__Your instructions__
Copy out the lines that include the word "caption".

__Material supplied__
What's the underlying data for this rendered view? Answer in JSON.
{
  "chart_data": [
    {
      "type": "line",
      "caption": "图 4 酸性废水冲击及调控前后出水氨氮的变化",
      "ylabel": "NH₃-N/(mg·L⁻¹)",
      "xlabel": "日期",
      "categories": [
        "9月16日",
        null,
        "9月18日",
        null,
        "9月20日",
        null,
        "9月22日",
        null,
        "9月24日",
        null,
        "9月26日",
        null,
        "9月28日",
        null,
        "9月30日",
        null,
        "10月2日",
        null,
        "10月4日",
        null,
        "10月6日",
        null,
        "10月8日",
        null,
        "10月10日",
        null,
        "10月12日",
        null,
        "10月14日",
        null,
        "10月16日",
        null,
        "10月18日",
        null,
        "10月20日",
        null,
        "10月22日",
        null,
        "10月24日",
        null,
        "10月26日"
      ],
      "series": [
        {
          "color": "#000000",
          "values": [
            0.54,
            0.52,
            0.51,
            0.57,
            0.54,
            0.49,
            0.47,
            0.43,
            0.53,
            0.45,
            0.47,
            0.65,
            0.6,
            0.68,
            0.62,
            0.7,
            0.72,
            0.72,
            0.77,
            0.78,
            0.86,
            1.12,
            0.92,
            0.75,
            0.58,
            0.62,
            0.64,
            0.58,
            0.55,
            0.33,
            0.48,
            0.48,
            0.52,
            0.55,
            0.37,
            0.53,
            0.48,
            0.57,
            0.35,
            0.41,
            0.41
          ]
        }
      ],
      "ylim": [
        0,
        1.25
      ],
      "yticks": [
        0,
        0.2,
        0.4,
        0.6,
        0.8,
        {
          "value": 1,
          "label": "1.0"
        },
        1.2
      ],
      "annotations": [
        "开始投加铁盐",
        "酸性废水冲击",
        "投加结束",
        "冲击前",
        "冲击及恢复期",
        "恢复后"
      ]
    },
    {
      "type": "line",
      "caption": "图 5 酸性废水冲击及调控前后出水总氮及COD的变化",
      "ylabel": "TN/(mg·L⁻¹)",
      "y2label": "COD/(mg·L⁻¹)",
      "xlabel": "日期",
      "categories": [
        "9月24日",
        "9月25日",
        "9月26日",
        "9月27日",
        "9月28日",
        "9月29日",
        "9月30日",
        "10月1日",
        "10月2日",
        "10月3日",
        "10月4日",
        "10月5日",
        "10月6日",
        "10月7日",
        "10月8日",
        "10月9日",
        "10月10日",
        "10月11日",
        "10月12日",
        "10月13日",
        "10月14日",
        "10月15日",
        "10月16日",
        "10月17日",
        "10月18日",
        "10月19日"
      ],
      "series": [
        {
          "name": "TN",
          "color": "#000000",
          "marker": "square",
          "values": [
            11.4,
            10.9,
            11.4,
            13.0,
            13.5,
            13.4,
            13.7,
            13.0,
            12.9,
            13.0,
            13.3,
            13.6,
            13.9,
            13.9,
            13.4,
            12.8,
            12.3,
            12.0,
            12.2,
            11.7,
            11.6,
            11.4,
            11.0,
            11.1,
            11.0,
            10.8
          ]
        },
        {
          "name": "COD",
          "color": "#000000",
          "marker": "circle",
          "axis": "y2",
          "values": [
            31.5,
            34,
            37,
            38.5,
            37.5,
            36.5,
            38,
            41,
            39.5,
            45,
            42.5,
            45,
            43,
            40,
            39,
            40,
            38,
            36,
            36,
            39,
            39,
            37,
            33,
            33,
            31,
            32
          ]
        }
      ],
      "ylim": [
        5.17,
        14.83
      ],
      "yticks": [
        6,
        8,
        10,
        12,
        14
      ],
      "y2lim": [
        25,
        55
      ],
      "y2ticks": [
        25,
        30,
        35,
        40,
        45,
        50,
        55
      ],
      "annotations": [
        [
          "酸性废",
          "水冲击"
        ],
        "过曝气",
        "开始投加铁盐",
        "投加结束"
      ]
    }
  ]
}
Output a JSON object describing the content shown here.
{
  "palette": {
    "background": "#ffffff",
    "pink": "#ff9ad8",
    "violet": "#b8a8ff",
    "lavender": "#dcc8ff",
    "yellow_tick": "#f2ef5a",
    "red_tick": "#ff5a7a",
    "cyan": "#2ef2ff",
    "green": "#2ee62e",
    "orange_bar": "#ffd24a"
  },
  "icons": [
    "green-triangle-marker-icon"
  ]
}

__Task solution__
      "caption": "图 4 酸性废水冲击及调控前后出水氨氮的变化",
      "caption": "图 5 酸性废水冲击及调控前后出水总氮及COD的变化",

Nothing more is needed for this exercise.